**Your task:** Records follow. Select each line holding "Scontrino".

··· Input for this task

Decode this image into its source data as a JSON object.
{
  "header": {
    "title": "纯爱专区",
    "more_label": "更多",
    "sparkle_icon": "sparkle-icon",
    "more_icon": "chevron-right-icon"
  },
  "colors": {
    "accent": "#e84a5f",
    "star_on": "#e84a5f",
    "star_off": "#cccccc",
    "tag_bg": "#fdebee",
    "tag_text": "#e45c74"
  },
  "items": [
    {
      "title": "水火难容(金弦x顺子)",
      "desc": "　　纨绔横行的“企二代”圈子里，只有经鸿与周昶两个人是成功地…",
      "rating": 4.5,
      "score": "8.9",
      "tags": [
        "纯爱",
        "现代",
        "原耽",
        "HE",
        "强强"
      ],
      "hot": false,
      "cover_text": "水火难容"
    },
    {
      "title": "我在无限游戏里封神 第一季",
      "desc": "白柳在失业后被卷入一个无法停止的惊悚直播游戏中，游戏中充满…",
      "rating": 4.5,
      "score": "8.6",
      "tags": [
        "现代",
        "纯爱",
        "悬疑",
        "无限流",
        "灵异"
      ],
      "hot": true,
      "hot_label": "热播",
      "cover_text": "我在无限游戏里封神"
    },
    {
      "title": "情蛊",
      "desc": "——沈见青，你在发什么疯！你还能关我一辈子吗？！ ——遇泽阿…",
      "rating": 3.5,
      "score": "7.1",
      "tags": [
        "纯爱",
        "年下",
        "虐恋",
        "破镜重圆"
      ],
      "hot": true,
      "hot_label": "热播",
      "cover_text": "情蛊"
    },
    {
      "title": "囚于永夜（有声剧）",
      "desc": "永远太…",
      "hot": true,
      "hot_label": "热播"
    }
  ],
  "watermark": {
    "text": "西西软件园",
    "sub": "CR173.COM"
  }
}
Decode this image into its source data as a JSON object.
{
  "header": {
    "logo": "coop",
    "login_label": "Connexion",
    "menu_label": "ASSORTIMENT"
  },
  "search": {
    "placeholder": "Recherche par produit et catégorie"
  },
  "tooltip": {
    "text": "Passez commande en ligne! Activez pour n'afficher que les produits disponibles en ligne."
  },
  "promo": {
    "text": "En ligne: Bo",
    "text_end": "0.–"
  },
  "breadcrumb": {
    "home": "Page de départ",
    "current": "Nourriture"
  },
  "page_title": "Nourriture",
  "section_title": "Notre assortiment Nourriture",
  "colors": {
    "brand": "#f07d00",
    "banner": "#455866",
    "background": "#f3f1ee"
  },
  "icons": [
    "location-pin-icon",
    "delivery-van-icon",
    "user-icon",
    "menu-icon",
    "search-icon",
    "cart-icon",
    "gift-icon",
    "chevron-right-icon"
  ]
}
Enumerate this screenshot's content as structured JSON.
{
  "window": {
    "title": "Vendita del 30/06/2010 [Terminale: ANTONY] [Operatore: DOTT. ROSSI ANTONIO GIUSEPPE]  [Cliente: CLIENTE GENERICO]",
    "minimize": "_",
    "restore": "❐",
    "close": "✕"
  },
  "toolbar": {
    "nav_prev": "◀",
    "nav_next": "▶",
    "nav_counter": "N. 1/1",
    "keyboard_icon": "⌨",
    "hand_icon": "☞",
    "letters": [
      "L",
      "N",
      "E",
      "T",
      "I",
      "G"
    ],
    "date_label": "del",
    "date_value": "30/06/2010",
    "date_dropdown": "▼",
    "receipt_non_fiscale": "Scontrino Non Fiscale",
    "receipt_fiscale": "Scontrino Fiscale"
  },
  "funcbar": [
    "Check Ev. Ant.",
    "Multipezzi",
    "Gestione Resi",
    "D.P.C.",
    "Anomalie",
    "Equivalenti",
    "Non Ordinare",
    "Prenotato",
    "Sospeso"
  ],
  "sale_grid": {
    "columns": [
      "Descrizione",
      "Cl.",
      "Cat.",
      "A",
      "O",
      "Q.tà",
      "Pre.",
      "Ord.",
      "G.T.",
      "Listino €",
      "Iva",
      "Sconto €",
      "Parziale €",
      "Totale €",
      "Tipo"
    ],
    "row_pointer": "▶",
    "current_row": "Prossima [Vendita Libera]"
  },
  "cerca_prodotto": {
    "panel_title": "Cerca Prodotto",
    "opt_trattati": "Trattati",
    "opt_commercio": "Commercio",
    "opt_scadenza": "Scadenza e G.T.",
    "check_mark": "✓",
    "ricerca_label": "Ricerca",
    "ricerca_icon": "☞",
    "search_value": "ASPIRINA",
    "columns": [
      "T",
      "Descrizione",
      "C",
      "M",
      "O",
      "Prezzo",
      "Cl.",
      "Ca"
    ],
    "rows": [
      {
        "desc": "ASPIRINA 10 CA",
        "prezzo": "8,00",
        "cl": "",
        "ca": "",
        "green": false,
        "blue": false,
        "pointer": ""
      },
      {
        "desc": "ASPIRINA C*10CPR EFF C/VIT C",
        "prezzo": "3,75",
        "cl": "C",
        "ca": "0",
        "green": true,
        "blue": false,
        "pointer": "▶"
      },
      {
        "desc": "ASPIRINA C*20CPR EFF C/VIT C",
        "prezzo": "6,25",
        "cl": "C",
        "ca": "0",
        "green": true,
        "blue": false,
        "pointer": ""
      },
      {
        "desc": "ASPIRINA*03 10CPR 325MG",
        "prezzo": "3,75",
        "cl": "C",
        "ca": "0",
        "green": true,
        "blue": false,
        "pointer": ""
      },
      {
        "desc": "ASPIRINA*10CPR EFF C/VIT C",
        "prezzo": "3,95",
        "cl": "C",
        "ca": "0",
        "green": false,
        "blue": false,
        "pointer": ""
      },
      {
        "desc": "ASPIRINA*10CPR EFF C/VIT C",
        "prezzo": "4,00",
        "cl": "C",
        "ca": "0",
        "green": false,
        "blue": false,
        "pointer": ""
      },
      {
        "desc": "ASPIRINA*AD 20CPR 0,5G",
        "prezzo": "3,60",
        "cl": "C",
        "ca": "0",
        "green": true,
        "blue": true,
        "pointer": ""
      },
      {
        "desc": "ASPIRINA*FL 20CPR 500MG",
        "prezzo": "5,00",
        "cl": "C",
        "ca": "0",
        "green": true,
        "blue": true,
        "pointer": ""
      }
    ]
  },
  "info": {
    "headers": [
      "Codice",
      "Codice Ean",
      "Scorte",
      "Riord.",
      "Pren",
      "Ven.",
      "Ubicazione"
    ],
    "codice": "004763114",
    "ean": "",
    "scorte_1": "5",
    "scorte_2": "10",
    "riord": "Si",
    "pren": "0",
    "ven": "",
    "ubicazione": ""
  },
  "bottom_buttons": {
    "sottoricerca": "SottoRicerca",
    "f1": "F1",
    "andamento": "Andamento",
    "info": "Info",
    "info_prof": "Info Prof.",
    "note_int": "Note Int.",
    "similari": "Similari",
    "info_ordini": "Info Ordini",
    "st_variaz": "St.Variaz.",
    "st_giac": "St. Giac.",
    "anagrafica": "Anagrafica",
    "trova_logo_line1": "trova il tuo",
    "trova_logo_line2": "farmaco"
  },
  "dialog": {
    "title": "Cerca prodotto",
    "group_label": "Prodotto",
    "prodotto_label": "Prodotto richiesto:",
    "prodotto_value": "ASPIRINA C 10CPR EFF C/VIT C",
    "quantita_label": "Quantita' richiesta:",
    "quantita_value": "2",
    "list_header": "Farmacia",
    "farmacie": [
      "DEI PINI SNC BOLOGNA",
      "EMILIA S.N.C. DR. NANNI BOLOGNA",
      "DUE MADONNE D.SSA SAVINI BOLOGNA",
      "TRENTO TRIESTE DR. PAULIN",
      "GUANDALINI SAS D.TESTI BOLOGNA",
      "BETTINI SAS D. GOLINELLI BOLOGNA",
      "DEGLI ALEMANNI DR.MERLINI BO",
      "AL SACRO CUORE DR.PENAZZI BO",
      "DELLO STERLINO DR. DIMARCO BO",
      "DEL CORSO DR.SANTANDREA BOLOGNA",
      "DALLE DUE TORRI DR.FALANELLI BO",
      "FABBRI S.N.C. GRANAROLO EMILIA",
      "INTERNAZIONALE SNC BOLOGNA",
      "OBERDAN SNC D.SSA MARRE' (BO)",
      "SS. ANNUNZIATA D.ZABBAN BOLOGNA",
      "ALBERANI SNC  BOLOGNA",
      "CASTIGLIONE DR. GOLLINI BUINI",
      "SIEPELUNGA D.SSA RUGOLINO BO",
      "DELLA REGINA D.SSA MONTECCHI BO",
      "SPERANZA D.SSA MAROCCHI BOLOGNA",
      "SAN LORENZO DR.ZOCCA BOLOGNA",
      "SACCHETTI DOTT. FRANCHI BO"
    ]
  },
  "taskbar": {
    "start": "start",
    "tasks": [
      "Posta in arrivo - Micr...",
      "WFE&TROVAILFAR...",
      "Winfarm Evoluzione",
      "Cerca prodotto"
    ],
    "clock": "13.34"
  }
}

······

**Answer to the task:**
    "receipt_non_fiscale": "Scontrino Non Fiscale",
    "receipt_fiscale": "Scontrino Fiscale"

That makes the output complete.